▸ **Task brief**
Can you give all the records again without altering a single character?

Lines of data
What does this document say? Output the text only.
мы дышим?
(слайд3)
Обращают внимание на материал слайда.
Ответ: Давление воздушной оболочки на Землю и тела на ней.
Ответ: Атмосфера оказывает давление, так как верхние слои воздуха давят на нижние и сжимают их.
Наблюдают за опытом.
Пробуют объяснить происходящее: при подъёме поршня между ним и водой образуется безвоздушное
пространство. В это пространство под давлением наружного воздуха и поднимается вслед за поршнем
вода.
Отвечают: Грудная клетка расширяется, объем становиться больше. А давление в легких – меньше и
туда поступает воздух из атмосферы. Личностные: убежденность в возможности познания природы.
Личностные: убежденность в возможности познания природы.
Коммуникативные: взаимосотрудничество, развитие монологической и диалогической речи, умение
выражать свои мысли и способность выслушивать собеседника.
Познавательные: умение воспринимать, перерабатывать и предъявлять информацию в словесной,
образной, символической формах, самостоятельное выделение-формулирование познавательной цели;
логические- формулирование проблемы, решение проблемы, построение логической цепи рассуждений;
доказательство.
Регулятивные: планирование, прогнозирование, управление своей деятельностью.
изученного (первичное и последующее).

▸ **Task response**
What does this document say? Output the text only.
мы дышим?
(слайд3)
Обращают внимание на материал слайда.
Ответ: Давление воздушной оболочки на Землю и тела на ней.
Ответ: Атмосфера оказывает давление, так как верхние слои воздуха давят на нижние и сжимают их.
Наблюдают за опытом.
Пробуют объяснить происходящее: при подъёме поршня между ним и водой образуется безвоздушное
пространство. В это пространство под давлением наружного воздуха и поднимается вслед за поршнем
вода.
Отвечают: Грудная клетка расширяется, объем становиться больше. А давление в легких – меньше и
туда поступает воздух из атмосферы. Личностные: убежденность в возможности познания природы.
Личностные: убежденность в возможности познания природы.
Коммуникативные: взаимосотрудничество, развитие монологической и диалогической речи, умение
выражать свои мысли и способность выслушивать собеседника.
Познавательные: умение воспринимать, перерабатывать и предъявлять информацию в словесной,
образной, символической формах, самостоятельное выделение-формулирование познавательной цели;
логические- формулирование проблемы, решение проблемы, построение логической цепи рассуждений;
доказательство.
Регулятивные: планирование, прогнозирование, управление своей деятельностью.
изученного (первичное и последующее).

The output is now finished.